GOAL: Isolate every line in the records below with "opettajien" in it.

(Saved entries)
-=-=-=-=-
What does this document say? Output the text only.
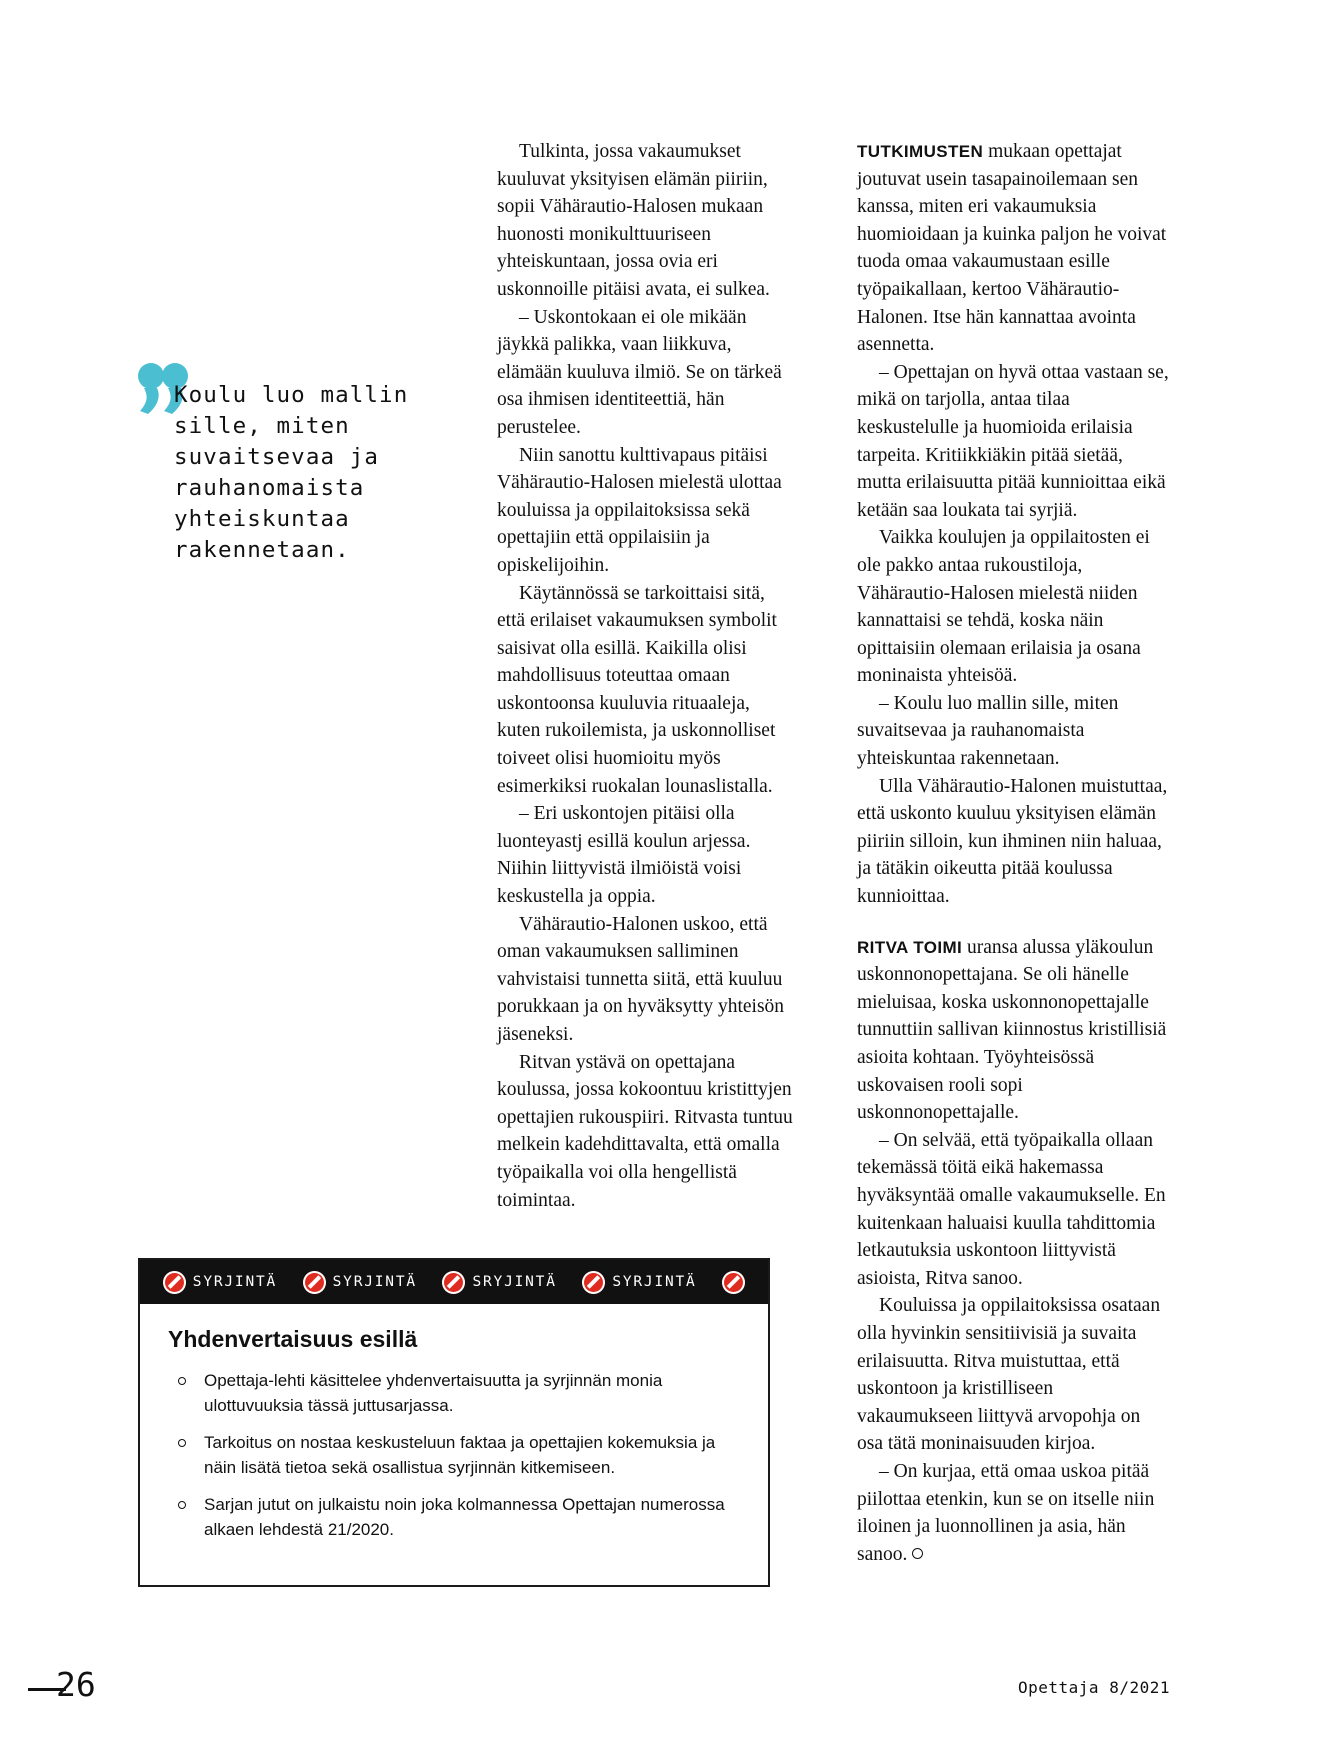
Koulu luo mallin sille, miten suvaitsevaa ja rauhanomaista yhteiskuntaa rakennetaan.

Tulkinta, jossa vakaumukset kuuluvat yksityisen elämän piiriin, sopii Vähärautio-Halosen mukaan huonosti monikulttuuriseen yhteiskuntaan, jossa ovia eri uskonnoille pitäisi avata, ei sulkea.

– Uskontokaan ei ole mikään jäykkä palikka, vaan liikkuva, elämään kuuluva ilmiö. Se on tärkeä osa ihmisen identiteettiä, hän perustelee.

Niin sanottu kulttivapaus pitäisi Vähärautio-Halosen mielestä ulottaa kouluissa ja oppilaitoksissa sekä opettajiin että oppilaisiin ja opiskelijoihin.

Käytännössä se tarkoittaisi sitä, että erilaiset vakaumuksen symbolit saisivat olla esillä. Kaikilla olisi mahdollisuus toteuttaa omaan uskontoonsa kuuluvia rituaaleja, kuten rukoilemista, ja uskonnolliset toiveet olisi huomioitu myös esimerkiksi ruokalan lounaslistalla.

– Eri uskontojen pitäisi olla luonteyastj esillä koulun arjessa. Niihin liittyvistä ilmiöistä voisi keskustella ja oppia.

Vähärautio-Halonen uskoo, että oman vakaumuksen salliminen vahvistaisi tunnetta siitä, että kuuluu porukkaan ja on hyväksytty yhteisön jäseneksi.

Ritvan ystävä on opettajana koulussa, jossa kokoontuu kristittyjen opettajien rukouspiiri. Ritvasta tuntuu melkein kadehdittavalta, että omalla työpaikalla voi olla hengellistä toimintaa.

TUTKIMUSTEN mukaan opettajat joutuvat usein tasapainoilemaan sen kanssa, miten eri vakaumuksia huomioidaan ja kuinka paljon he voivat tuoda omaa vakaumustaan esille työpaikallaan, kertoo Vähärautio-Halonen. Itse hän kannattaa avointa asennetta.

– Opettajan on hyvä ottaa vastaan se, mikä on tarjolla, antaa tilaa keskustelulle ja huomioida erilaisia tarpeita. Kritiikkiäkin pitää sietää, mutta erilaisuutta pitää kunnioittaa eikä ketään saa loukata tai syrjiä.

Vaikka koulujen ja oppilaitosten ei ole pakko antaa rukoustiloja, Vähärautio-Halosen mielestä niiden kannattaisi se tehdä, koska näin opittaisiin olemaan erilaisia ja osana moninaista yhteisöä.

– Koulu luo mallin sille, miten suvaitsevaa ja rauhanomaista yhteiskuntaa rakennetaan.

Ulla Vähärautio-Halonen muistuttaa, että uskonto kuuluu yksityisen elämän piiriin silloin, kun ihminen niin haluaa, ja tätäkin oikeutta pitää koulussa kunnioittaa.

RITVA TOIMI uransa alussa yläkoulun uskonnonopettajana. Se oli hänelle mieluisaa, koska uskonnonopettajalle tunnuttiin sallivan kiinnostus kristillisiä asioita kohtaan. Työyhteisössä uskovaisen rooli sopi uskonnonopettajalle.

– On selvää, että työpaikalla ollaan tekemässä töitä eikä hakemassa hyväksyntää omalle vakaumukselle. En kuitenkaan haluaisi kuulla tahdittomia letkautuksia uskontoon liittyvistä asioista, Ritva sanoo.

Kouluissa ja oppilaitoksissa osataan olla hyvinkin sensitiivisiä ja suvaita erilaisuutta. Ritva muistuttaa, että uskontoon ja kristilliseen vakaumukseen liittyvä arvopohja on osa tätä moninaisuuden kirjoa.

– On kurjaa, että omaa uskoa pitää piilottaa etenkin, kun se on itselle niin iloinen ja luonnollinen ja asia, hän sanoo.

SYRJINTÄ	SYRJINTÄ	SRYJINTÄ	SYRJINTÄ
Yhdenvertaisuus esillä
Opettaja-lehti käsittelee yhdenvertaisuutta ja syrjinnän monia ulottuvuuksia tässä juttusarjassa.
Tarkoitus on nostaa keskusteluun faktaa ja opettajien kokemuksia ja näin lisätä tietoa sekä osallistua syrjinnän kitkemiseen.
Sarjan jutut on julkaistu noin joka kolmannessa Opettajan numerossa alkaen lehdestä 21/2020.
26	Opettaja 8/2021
-=-=-=-=-
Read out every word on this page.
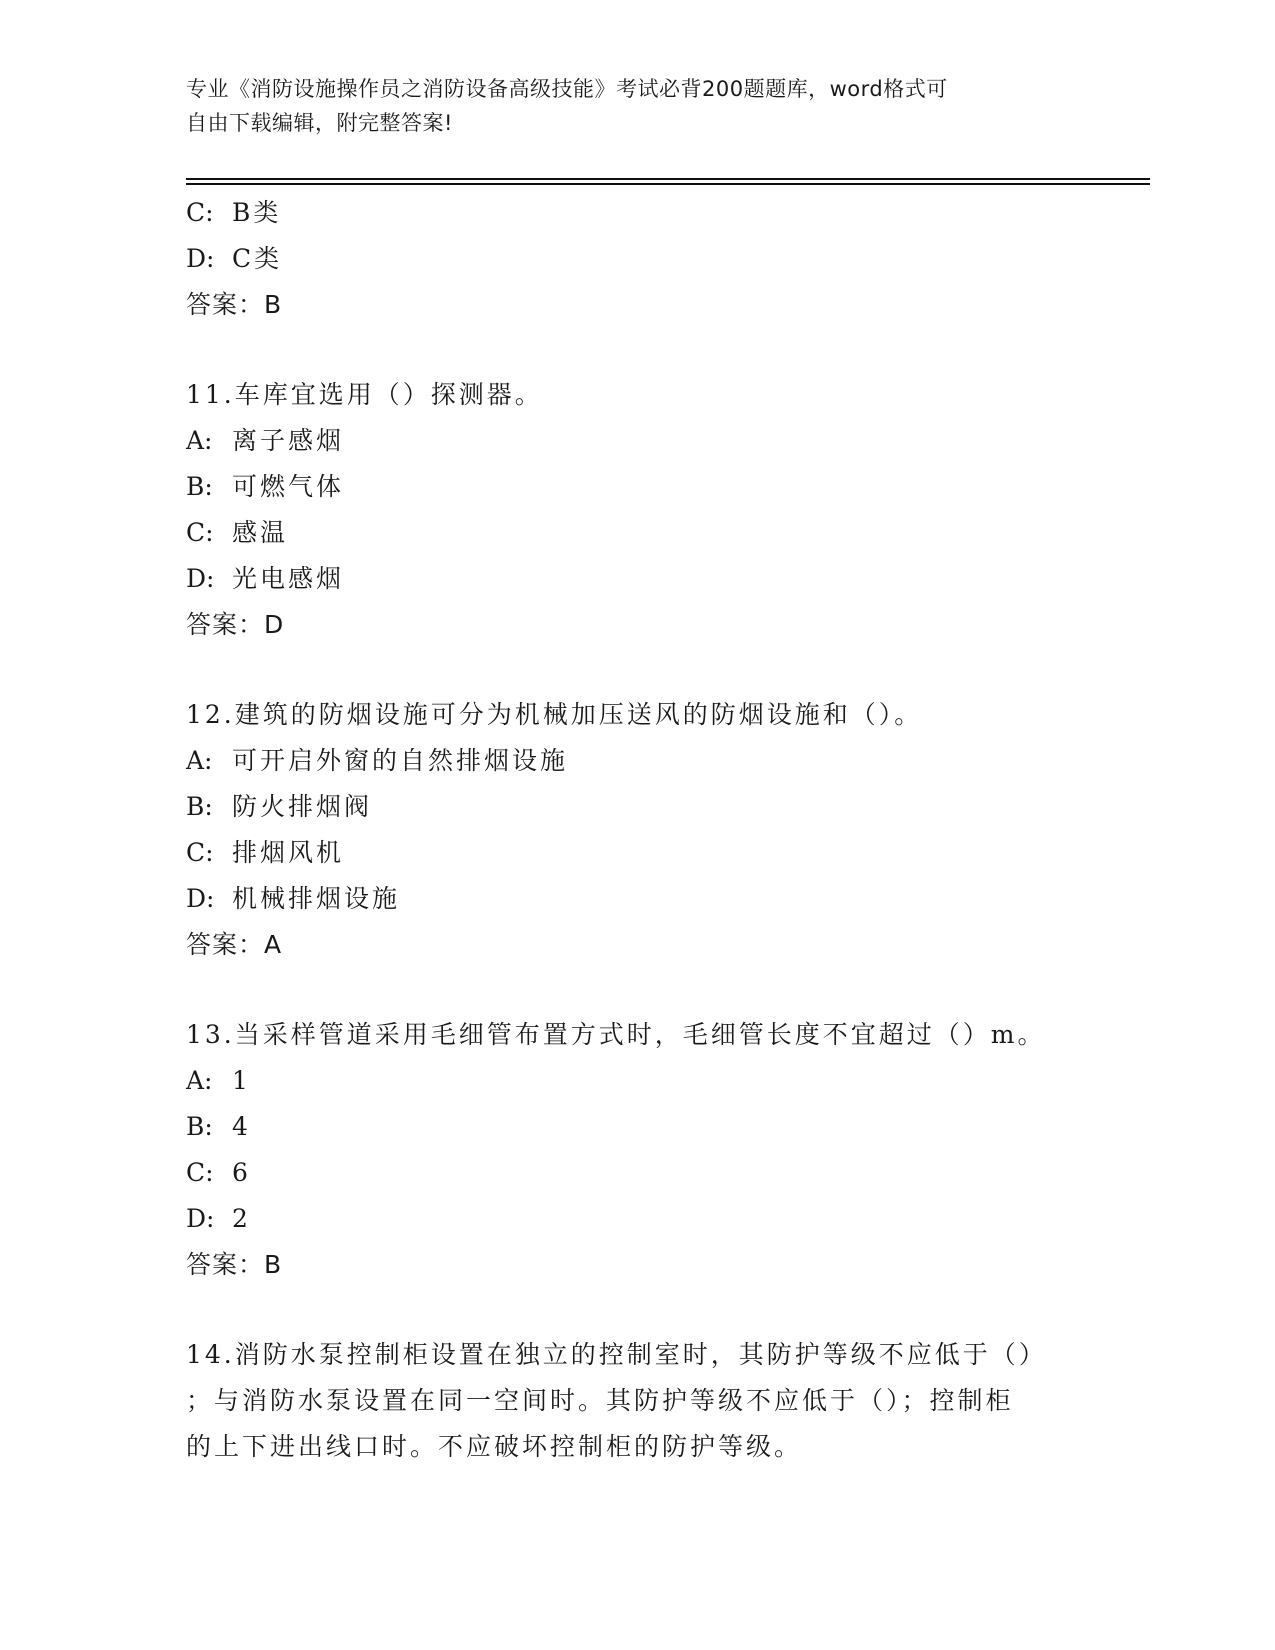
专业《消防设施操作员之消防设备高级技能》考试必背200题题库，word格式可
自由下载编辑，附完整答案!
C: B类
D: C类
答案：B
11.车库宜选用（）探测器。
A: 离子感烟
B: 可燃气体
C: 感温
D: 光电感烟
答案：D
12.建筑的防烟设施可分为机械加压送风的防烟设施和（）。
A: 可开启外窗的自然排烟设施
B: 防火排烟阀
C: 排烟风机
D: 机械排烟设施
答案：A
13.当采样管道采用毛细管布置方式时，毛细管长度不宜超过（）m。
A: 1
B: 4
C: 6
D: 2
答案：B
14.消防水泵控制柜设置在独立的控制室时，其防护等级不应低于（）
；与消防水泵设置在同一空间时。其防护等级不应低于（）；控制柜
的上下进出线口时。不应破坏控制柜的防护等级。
-=-=-=-=-
RESULT OF THE EXERCISE:
Ritvan ystävä on opettajana koulussa, jossa kokoontuu kristittyjen opettajien rukouspiiri. Ritvasta tuntuu melkein kadehdittavalta, että omalla työpaikalla voi olla hengellistä toimintaa.
Tarkoitus on nostaa keskusteluun faktaa ja opettajien kokemuksia ja näin lisätä tietoa sekä osallistua syrjinnän kitkemiseen.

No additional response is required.